Written request - Only a number is wanted: how many lines in these records contain the word "JSON"?

— START The records —

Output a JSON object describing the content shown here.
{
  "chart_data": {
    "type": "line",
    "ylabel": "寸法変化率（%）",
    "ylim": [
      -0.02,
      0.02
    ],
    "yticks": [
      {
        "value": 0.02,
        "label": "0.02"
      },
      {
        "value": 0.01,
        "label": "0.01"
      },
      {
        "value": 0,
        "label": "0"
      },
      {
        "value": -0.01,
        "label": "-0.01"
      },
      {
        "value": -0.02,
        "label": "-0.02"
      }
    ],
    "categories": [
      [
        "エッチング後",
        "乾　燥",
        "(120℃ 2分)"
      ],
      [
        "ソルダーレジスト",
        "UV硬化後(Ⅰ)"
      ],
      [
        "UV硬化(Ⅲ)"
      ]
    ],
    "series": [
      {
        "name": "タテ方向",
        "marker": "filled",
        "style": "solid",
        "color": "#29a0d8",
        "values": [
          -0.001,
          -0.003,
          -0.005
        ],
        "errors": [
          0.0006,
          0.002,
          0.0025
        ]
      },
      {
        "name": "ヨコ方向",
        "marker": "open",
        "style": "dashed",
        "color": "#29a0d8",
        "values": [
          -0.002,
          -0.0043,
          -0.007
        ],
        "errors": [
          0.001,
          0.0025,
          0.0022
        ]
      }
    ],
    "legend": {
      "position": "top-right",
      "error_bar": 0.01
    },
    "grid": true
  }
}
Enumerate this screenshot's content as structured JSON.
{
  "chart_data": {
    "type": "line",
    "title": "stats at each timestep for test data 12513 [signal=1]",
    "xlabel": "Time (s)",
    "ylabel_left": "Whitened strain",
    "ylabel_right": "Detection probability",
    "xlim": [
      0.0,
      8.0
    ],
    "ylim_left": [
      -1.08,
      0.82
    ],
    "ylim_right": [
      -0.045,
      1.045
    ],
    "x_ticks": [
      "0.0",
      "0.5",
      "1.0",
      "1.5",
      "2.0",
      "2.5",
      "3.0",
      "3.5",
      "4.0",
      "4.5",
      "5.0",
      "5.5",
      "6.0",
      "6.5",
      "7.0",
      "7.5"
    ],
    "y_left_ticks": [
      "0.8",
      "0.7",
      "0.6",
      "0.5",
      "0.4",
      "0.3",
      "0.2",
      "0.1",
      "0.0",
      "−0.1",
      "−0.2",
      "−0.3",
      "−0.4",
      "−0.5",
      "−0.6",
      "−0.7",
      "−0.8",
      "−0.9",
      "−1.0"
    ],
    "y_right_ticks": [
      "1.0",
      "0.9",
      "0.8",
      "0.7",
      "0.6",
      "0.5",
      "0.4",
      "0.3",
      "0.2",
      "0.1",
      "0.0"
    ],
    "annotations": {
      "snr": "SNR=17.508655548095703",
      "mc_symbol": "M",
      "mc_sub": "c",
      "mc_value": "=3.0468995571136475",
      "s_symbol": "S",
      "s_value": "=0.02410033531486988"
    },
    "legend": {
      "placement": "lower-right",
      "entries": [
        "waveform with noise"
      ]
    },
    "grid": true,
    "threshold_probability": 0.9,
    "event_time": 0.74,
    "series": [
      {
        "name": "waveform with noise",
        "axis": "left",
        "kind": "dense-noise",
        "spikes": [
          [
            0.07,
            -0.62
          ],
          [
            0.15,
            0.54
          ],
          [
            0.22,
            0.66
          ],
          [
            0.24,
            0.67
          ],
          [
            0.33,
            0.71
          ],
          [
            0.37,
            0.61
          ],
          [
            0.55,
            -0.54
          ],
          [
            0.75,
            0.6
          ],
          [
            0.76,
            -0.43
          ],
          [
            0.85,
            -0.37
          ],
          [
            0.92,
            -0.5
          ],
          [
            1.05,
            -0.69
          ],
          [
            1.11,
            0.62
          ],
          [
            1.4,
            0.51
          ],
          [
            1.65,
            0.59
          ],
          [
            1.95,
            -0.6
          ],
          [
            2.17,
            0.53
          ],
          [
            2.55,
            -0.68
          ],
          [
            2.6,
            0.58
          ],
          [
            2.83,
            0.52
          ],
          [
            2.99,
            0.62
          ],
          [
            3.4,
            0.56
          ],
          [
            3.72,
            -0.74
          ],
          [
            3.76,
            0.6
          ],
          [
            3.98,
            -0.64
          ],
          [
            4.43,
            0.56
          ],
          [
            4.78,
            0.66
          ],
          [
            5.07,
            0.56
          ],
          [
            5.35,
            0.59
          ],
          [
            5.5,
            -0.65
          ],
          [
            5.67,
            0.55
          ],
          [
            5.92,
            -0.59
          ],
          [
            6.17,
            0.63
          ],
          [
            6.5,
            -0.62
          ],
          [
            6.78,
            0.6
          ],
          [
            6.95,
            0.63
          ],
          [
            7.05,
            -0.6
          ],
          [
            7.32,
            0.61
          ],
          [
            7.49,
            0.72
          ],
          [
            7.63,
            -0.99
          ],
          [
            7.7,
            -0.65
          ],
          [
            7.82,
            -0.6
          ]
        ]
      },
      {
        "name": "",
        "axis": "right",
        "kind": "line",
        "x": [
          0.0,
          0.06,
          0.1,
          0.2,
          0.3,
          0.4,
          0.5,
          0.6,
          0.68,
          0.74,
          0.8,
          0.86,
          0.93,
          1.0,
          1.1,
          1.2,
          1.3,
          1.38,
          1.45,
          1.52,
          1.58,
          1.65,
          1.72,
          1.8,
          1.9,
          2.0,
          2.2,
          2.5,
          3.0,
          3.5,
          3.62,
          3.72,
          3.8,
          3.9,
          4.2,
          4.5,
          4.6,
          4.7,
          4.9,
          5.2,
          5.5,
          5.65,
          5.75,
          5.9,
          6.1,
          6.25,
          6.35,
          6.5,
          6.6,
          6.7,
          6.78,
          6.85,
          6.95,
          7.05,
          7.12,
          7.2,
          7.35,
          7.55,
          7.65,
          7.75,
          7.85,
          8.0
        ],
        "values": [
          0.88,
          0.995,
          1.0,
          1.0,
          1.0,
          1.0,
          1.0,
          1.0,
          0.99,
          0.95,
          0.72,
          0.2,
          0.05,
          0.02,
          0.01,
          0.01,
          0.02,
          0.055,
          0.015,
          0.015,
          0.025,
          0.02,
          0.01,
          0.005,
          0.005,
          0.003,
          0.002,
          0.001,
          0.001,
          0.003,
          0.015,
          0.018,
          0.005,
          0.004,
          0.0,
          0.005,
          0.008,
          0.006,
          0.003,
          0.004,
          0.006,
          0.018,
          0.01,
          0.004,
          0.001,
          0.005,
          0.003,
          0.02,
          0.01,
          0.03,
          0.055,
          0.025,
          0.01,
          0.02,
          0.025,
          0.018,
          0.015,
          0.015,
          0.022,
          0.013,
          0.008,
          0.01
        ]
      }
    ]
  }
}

— END The records —

Solution for this problem - 2